INSTRUCTION >>
Pictures aside, quote the whole listing exactly.
╭─ RECORD EXTRACTS
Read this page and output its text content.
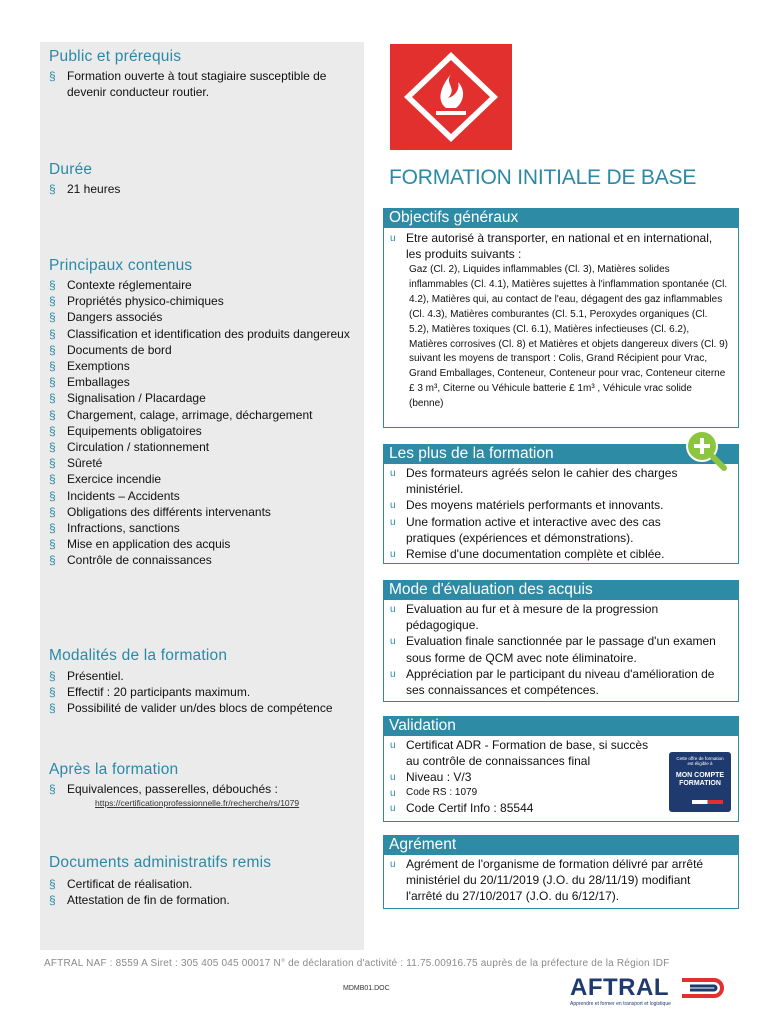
Public et prérequis
§ Formation ouverte à tout stagiaire susceptible de devenir conducteur routier.
Durée
§ 21 heures
Principaux contenus
§ Contexte réglementaire
§ Propriétés physico-chimiques
§ Dangers associés
§ Classification et identification des produits dangereux
§ Documents de bord
§ Exemptions
§ Emballages
§ Signalisation / Placardage
§ Chargement, calage, arrimage, déchargement
§ Equipements obligatoires
§ Circulation / stationnement
§ Sûreté
§ Exercice incendie
§ Incidents – Accidents
§ Obligations des différents intervenants
§ Infractions, sanctions
§ Mise en application des acquis
§ Contrôle de connaissances
Modalités de la formation
§ Présentiel.
§ Effectif : 20 participants maximum.
§ Possibilité de valider un/des blocs de compétence
Après la formation
§ Equivalences, passerelles, débouchés :
https://certificationprofessionnelle.fr/recherche/rs/1079
Documents administratifs remis
§ Certificat de réalisation.
§ Attestation de fin de formation.
FORMATION INITIALE DE BASE
Objectifs généraux
u Etre autorisé à transporter, en national et en international, les produits suivants :
Gaz (Cl. 2), Liquides inflammables (Cl. 3), Matières solides inflammables (Cl. 4.1), Matières sujettes à l'inflammation spontanée (Cl. 4.2), Matières qui, au contact de l'eau, dégagent des gaz inflammables (Cl. 4.3), Matières comburantes (Cl. 5.1, Peroxydes organiques (Cl. 5.2), Matières toxiques (Cl. 6.1), Matières infectieuses (Cl. 6.2), Matières corrosives (Cl. 8) et Matières et objets dangereux divers (Cl. 9) suivant les moyens de transport : Colis, Grand Récipient pour Vrac, Grand Emballages, Conteneur, Conteneur pour vrac, Conteneur citerne £ 3 m³, Citerne ou Véhicule batterie £ 1m³ , Véhicule vrac solide (benne)
Les plus de la formation
u Des formateurs agréés selon le cahier des charges ministériel.
u Des moyens matériels performants et innovants.
u Une formation active et interactive avec des cas pratiques (expériences et démonstrations).
u Remise d'une documentation complète et ciblée.
Mode d'évaluation des acquis
u Evaluation au fur et à mesure de la progression pédagogique.
u Evaluation finale sanctionnée par le passage d'un examen sous forme de QCM avec note éliminatoire.
u Appréciation par le participant du niveau d'amélioration de ses connaissances et compétences.
Validation
u Certificat ADR - Formation de base, si succès au contrôle de connaissances final
u Niveau : V/3
u Code RS : 1079
u Code Certif Info : 85544
Cette offre de formation est éligible à
MON COMPTE FORMATION
Agrément
u Agrément de l'organisme de formation délivré par arrêté ministériel du 20/11/2019 (J.O. du 28/11/19) modifiant l'arrêté du 27/10/2017 (J.O. du 6/12/17).
AFTRAL NAF : 8559 A Siret : 305 405 045 00017 N° de déclaration d'activité : 11.75.00916.75 auprès de la préfecture de la Région IDF
MDMB01.DOC	AFTRAL
Apprendre et former en transport et logistique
╰─
ANSWER BELOW >>
Read this page and output its text content.
Public et prérequis
§ Formation ouverte à tout stagiaire susceptible de devenir conducteur routier.
Durée
§ 21 heures
Principaux contenus
§ Contexte réglementaire
§ Propriétés physico-chimiques
§ Dangers associés
§ Classification et identification des produits dangereux
§ Documents de bord
§ Exemptions
§ Emballages
§ Signalisation / Placardage
§ Chargement, calage, arrimage, déchargement
§ Equipements obligatoires
§ Circulation / stationnement
§ Sûreté
§ Exercice incendie
§ Incidents – Accidents
§ Obligations des différents intervenants
§ Infractions, sanctions
§ Mise en application des acquis
§ Contrôle de connaissances
Modalités de la formation
§ Présentiel.
§ Effectif : 20 participants maximum.
§ Possibilité de valider un/des blocs de compétence
Après la formation
§ Equivalences, passerelles, débouchés :
https://certificationprofessionnelle.fr/recherche/rs/1079
Documents administratifs remis
§ Certificat de réalisation.
§ Attestation de fin de formation.
FORMATION INITIALE DE BASE
Objectifs généraux
u Etre autorisé à transporter, en national et en international, les produits suivants :
Gaz (Cl. 2), Liquides inflammables (Cl. 3), Matières solides inflammables (Cl. 4.1), Matières sujettes à l'inflammation spontanée (Cl. 4.2), Matières qui, au contact de l'eau, dégagent des gaz inflammables (Cl. 4.3), Matières comburantes (Cl. 5.1, Peroxydes organiques (Cl. 5.2), Matières toxiques (Cl. 6.1), Matières infectieuses (Cl. 6.2), Matières corrosives (Cl. 8) et Matières et objets dangereux divers (Cl. 9) suivant les moyens de transport : Colis, Grand Récipient pour Vrac, Grand Emballages, Conteneur, Conteneur pour vrac, Conteneur citerne £ 3 m³, Citerne ou Véhicule batterie £ 1m³ , Véhicule vrac solide (benne)
Les plus de la formation
u Des formateurs agréés selon le cahier des charges ministériel.
u Des moyens matériels performants et innovants.
u Une formation active et interactive avec des cas pratiques (expériences et démonstrations).
u Remise d'une documentation complète et ciblée.
Mode d'évaluation des acquis
u Evaluation au fur et à mesure de la progression pédagogique.
u Evaluation finale sanctionnée par le passage d'un examen sous forme de QCM avec note éliminatoire.
u Appréciation par le participant du niveau d'amélioration de ses connaissances et compétences.
Validation
u Certificat ADR - Formation de base, si succès au contrôle de connaissances final
u Niveau : V/3
u Code RS : 1079
u Code Certif Info : 85544
Cette offre de formation est éligible à
MON COMPTE FORMATION
Agrément
u Agrément de l'organisme de formation délivré par arrêté ministériel du 20/11/2019 (J.O. du 28/11/19) modifiant l'arrêté du 27/10/2017 (J.O. du 6/12/17).
AFTRAL NAF : 8559 A Siret : 305 405 045 00017 N° de déclaration d'activité : 11.75.00916.75 auprès de la préfecture de la Région IDF
MDMB01.DOC	AFTRAL
Apprendre et former en transport et logistique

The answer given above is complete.